*Instructions for the task*: Your task is to extract every entry that follows word for word while excluding the pictures.

*The data*:
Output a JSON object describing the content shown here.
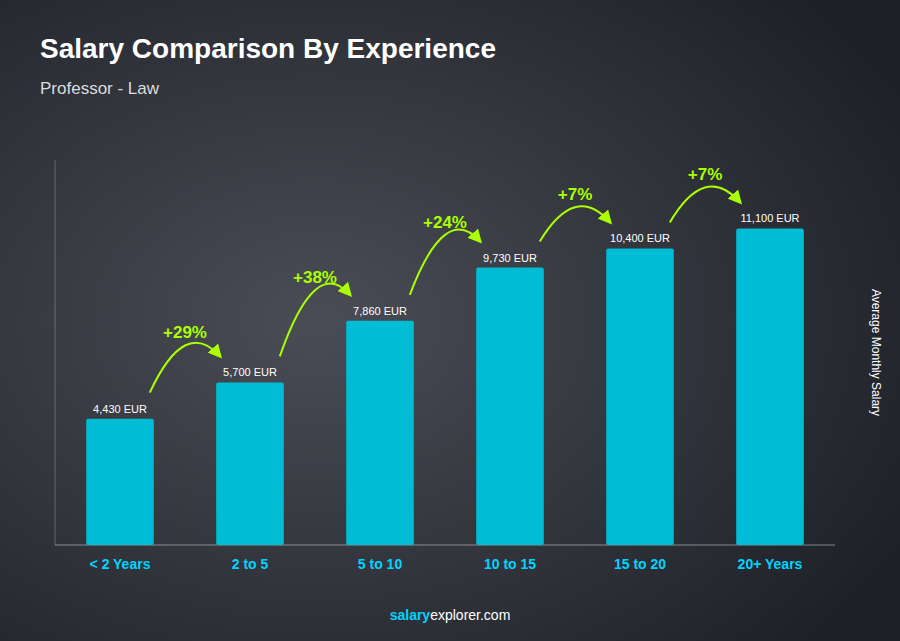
{
  "chart_data": {
    "type": "bar",
    "title": "Salary Comparison By Experience",
    "subtitle": "Professor - Law",
    "categories": [
      "< 2 Years",
      "2 to 5",
      "5 to 10",
      "10 to 15",
      "15 to 20",
      "20+ Years"
    ],
    "values": [
      4430,
      5700,
      7860,
      9730,
      10400,
      11100
    ],
    "value_labels": [
      "4,430 EUR",
      "5,700 EUR",
      "7,860 EUR",
      "9,730 EUR",
      "10,400 EUR",
      "11,100 EUR"
    ],
    "data_labels": true,
    "annotations": [
      "+29%",
      "+38%",
      "+24%",
      "+7%",
      "+7%"
    ],
    "ylabel": "Average Monthly Salary",
    "footer": [
      "salary",
      "explorer.com"
    ],
    "color": "#00bcd4",
    "ylim": [
      0,
      13500
    ],
    "tick_labels": "x",
    "grid": false
  }
}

*The solution*:
Output a JSON object describing the content shown here.
{
  "chart_data": {
    "type": "bar",
    "title": "Salary Comparison By Experience",
    "subtitle": "Professor - Law",
    "categories": [
      "< 2 Years",
      "2 to 5",
      "5 to 10",
      "10 to 15",
      "15 to 20",
      "20+ Years"
    ],
    "values": [
      4430,
      5700,
      7860,
      9730,
      10400,
      11100
    ],
    "value_labels": [
      "4,430 EUR",
      "5,700 EUR",
      "7,860 EUR",
      "9,730 EUR",
      "10,400 EUR",
      "11,100 EUR"
    ],
    "data_labels": true,
    "annotations": [
      "+29%",
      "+38%",
      "+24%",
      "+7%",
      "+7%"
    ],
    "ylabel": "Average Monthly Salary",
    "footer": [
      "salary",
      "explorer.com"
    ],
    "color": "#00bcd4",
    "ylim": [
      0,
      13500
    ],
    "tick_labels": "x",
    "grid": false
  }
}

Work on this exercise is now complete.